§ Records about charts and figures:
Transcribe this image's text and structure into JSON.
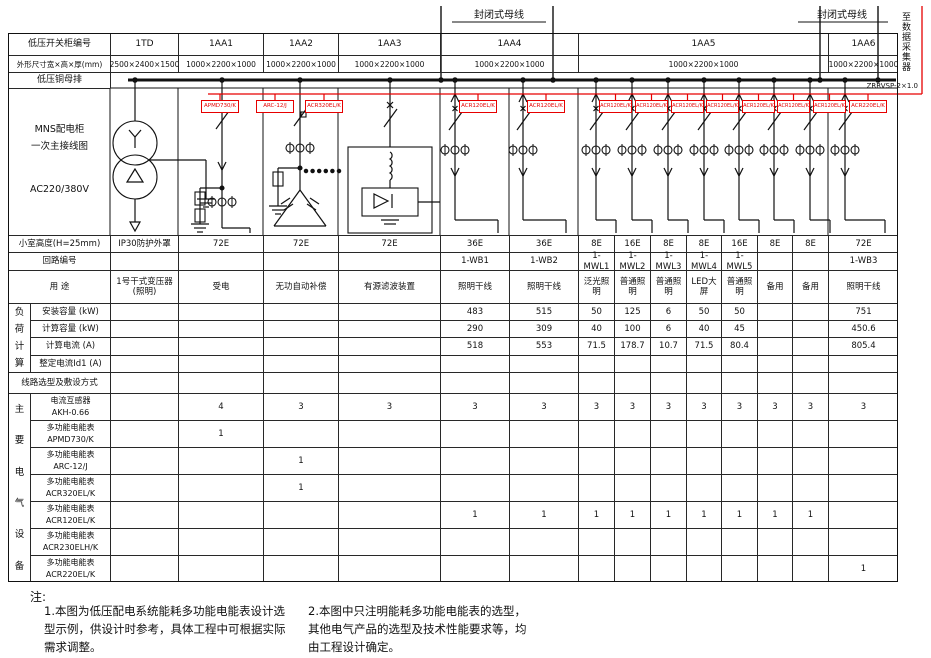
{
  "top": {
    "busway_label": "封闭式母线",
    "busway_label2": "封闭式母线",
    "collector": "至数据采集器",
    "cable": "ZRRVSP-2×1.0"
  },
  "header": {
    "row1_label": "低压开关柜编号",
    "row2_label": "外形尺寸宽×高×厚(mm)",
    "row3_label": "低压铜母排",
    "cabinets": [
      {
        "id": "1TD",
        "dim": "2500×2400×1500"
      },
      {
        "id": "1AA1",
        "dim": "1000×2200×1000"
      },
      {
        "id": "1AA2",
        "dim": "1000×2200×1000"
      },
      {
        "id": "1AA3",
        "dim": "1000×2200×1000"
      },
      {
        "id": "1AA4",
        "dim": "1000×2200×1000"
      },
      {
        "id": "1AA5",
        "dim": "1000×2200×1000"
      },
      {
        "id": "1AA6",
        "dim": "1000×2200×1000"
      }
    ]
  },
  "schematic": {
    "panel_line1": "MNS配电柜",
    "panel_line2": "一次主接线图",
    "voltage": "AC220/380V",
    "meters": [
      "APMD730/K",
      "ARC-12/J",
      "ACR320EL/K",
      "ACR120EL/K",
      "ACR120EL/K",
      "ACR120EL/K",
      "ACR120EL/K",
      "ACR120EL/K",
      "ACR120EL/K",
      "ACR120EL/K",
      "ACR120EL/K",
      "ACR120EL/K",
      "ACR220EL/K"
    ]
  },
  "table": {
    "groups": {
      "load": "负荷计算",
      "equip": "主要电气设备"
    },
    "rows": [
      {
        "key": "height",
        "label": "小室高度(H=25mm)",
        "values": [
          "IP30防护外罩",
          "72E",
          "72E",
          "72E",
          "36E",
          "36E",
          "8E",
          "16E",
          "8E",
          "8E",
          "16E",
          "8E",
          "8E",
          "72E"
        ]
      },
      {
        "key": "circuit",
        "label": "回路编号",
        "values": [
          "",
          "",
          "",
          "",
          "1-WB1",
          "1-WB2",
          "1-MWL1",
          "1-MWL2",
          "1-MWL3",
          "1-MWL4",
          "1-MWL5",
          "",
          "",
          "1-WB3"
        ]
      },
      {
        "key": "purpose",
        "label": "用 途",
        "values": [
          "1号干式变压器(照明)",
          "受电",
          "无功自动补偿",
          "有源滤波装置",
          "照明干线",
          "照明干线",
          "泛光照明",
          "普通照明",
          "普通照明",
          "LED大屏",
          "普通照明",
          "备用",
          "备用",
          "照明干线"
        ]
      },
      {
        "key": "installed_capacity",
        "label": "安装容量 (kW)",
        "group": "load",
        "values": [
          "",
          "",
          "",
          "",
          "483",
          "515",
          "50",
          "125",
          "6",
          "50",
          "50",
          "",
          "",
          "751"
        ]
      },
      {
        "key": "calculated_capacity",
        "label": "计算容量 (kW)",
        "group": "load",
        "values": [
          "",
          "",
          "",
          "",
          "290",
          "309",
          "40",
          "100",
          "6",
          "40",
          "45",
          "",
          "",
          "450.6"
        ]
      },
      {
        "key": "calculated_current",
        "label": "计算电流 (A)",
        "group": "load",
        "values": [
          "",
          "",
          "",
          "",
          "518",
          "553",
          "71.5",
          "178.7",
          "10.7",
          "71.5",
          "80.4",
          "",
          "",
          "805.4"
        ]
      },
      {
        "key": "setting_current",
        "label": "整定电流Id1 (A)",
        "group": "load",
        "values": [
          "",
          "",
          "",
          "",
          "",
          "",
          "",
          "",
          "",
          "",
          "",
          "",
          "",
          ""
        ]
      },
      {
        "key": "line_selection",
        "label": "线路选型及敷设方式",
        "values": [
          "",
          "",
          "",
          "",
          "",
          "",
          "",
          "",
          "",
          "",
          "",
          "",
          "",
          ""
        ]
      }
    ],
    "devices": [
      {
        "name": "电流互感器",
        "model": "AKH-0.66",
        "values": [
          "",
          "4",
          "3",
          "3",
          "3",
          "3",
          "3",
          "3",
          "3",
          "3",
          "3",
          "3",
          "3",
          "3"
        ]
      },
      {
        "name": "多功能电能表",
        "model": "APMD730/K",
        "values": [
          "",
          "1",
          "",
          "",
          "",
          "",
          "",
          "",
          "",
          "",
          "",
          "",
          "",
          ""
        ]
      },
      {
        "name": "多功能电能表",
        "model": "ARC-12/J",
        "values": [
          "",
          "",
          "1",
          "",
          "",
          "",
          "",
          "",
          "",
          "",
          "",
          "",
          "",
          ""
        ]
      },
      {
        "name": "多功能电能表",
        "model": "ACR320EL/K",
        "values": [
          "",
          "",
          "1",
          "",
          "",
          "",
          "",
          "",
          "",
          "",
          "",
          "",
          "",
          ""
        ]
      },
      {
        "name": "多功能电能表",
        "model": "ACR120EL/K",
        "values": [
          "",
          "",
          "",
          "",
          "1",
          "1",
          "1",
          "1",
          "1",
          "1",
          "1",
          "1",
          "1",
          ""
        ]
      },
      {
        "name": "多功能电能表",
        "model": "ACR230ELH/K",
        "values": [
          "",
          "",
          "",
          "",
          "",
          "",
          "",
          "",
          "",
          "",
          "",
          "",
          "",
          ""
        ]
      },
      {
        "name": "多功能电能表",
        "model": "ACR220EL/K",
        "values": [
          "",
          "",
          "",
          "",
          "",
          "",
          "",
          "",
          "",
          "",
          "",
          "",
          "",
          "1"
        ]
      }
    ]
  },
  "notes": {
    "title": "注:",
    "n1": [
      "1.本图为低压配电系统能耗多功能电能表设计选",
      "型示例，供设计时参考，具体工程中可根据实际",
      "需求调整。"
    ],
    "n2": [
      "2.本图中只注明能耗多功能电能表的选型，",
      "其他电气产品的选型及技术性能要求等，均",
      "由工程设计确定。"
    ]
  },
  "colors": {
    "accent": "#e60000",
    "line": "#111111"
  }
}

§ THE PROBLEM:
Without the images, write out each line of the data verbatim.

§ COMPLETE OUTPUT:
Transcribe this image's text and structure into JSON.
{
  "top": {
    "busway_label": "封闭式母线",
    "busway_label2": "封闭式母线",
    "collector": "至数据采集器",
    "cable": "ZRRVSP-2×1.0"
  },
  "header": {
    "row1_label": "低压开关柜编号",
    "row2_label": "外形尺寸宽×高×厚(mm)",
    "row3_label": "低压铜母排",
    "cabinets": [
      {
        "id": "1TD",
        "dim": "2500×2400×1500"
      },
      {
        "id": "1AA1",
        "dim": "1000×2200×1000"
      },
      {
        "id": "1AA2",
        "dim": "1000×2200×1000"
      },
      {
        "id": "1AA3",
        "dim": "1000×2200×1000"
      },
      {
        "id": "1AA4",
        "dim": "1000×2200×1000"
      },
      {
        "id": "1AA5",
        "dim": "1000×2200×1000"
      },
      {
        "id": "1AA6",
        "dim": "1000×2200×1000"
      }
    ]
  },
  "schematic": {
    "panel_line1": "MNS配电柜",
    "panel_line2": "一次主接线图",
    "voltage": "AC220/380V",
    "meters": [
      "APMD730/K",
      "ARC-12/J",
      "ACR320EL/K",
      "ACR120EL/K",
      "ACR120EL/K",
      "ACR120EL/K",
      "ACR120EL/K",
      "ACR120EL/K",
      "ACR120EL/K",
      "ACR120EL/K",
      "ACR120EL/K",
      "ACR120EL/K",
      "ACR220EL/K"
    ]
  },
  "table": {
    "groups": {
      "load": "负荷计算",
      "equip": "主要电气设备"
    },
    "rows": [
      {
        "key": "height",
        "label": "小室高度(H=25mm)",
        "values": [
          "IP30防护外罩",
          "72E",
          "72E",
          "72E",
          "36E",
          "36E",
          "8E",
          "16E",
          "8E",
          "8E",
          "16E",
          "8E",
          "8E",
          "72E"
        ]
      },
      {
        "key": "circuit",
        "label": "回路编号",
        "values": [
          "",
          "",
          "",
          "",
          "1-WB1",
          "1-WB2",
          "1-MWL1",
          "1-MWL2",
          "1-MWL3",
          "1-MWL4",
          "1-MWL5",
          "",
          "",
          "1-WB3"
        ]
      },
      {
        "key": "purpose",
        "label": "用 途",
        "values": [
          "1号干式变压器(照明)",
          "受电",
          "无功自动补偿",
          "有源滤波装置",
          "照明干线",
          "照明干线",
          "泛光照明",
          "普通照明",
          "普通照明",
          "LED大屏",
          "普通照明",
          "备用",
          "备用",
          "照明干线"
        ]
      },
      {
        "key": "installed_capacity",
        "label": "安装容量 (kW)",
        "group": "load",
        "values": [
          "",
          "",
          "",
          "",
          "483",
          "515",
          "50",
          "125",
          "6",
          "50",
          "50",
          "",
          "",
          "751"
        ]
      },
      {
        "key": "calculated_capacity",
        "label": "计算容量 (kW)",
        "group": "load",
        "values": [
          "",
          "",
          "",
          "",
          "290",
          "309",
          "40",
          "100",
          "6",
          "40",
          "45",
          "",
          "",
          "450.6"
        ]
      },
      {
        "key": "calculated_current",
        "label": "计算电流 (A)",
        "group": "load",
        "values": [
          "",
          "",
          "",
          "",
          "518",
          "553",
          "71.5",
          "178.7",
          "10.7",
          "71.5",
          "80.4",
          "",
          "",
          "805.4"
        ]
      },
      {
        "key": "setting_current",
        "label": "整定电流Id1 (A)",
        "group": "load",
        "values": [
          "",
          "",
          "",
          "",
          "",
          "",
          "",
          "",
          "",
          "",
          "",
          "",
          "",
          ""
        ]
      },
      {
        "key": "line_selection",
        "label": "线路选型及敷设方式",
        "values": [
          "",
          "",
          "",
          "",
          "",
          "",
          "",
          "",
          "",
          "",
          "",
          "",
          "",
          ""
        ]
      }
    ],
    "devices": [
      {
        "name": "电流互感器",
        "model": "AKH-0.66",
        "values": [
          "",
          "4",
          "3",
          "3",
          "3",
          "3",
          "3",
          "3",
          "3",
          "3",
          "3",
          "3",
          "3",
          "3"
        ]
      },
      {
        "name": "多功能电能表",
        "model": "APMD730/K",
        "values": [
          "",
          "1",
          "",
          "",
          "",
          "",
          "",
          "",
          "",
          "",
          "",
          "",
          "",
          ""
        ]
      },
      {
        "name": "多功能电能表",
        "model": "ARC-12/J",
        "values": [
          "",
          "",
          "1",
          "",
          "",
          "",
          "",
          "",
          "",
          "",
          "",
          "",
          "",
          ""
        ]
      },
      {
        "name": "多功能电能表",
        "model": "ACR320EL/K",
        "values": [
          "",
          "",
          "1",
          "",
          "",
          "",
          "",
          "",
          "",
          "",
          "",
          "",
          "",
          ""
        ]
      },
      {
        "name": "多功能电能表",
        "model": "ACR120EL/K",
        "values": [
          "",
          "",
          "",
          "",
          "1",
          "1",
          "1",
          "1",
          "1",
          "1",
          "1",
          "1",
          "1",
          ""
        ]
      },
      {
        "name": "多功能电能表",
        "model": "ACR230ELH/K",
        "values": [
          "",
          "",
          "",
          "",
          "",
          "",
          "",
          "",
          "",
          "",
          "",
          "",
          "",
          ""
        ]
      },
      {
        "name": "多功能电能表",
        "model": "ACR220EL/K",
        "values": [
          "",
          "",
          "",
          "",
          "",
          "",
          "",
          "",
          "",
          "",
          "",
          "",
          "",
          "1"
        ]
      }
    ]
  },
  "notes": {
    "title": "注:",
    "n1": [
      "1.本图为低压配电系统能耗多功能电能表设计选",
      "型示例，供设计时参考，具体工程中可根据实际",
      "需求调整。"
    ],
    "n2": [
      "2.本图中只注明能耗多功能电能表的选型，",
      "其他电气产品的选型及技术性能要求等，均",
      "由工程设计确定。"
    ]
  },
  "colors": {
    "accent": "#e60000",
    "line": "#111111"
  }
}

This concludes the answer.